* **Aim of the task**
Gather, from the listing beneath this task, every line holding the string "murmuró".

Entries from a dataset
++++++++++

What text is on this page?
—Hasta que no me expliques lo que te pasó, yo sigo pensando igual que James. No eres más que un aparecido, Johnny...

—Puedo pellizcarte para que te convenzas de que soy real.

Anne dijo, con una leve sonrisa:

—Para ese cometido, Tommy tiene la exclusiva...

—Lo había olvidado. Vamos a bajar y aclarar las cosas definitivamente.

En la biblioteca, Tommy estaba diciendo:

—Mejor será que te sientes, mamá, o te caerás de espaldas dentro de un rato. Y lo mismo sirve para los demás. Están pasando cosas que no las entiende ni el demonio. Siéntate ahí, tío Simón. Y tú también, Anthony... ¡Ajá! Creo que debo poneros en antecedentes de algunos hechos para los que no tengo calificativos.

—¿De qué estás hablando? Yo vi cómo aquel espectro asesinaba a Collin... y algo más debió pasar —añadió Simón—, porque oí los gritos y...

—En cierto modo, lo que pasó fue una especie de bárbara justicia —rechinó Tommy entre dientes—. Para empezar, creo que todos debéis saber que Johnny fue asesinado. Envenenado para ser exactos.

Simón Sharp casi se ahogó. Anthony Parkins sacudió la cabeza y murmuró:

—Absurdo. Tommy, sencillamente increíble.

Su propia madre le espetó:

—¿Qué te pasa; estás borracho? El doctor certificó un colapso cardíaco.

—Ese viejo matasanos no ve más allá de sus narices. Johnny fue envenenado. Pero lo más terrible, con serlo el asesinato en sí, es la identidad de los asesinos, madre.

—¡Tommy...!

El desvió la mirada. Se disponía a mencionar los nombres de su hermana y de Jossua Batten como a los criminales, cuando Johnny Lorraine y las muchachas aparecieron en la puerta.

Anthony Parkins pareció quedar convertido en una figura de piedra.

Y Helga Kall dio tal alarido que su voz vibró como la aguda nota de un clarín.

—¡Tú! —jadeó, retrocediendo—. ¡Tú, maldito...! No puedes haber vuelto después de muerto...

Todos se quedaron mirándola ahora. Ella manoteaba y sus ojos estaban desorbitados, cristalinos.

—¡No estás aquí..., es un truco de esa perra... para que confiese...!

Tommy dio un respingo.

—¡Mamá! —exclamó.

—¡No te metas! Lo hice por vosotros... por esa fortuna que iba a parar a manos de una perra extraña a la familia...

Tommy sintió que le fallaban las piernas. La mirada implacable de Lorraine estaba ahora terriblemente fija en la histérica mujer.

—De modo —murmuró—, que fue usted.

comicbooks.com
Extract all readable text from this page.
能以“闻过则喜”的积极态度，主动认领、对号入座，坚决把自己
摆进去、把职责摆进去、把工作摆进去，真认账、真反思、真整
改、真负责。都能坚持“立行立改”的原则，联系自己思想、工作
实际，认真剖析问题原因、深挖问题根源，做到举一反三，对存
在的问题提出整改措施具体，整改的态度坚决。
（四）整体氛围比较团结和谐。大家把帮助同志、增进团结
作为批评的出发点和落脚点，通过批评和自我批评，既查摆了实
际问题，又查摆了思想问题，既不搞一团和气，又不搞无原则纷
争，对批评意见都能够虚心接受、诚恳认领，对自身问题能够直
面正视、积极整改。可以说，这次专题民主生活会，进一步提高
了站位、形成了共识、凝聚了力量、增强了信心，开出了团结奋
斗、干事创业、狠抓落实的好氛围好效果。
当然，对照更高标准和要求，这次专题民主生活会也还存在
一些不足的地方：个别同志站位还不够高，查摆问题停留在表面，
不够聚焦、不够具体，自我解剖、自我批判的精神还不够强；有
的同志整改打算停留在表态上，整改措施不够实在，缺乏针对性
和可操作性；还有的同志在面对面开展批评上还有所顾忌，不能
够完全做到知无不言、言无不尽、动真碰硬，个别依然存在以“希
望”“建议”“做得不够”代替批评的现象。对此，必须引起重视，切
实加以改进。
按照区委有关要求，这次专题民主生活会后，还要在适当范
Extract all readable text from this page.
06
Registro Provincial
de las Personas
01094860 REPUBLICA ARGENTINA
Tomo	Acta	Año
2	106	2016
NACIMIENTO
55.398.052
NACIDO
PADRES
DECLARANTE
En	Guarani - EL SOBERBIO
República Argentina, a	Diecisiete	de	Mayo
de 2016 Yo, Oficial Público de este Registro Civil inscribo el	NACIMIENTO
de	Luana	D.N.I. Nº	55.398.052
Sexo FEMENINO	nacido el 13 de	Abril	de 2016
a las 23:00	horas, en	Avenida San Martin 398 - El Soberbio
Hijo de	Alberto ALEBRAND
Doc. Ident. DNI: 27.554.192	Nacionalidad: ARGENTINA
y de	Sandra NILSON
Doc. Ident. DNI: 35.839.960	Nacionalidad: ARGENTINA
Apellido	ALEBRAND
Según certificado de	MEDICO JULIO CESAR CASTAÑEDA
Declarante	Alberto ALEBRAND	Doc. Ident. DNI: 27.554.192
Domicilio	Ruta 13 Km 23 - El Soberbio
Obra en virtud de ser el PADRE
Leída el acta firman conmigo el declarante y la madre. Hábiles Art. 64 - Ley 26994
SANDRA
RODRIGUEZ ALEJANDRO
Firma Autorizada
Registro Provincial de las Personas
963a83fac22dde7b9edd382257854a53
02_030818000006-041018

++++++++++

* **Response to this task**
Simón Sharp casi se ahogó. Anthony Parkins sacudió la cabeza y murmuró:
—De modo —murmuró—, que fue usted.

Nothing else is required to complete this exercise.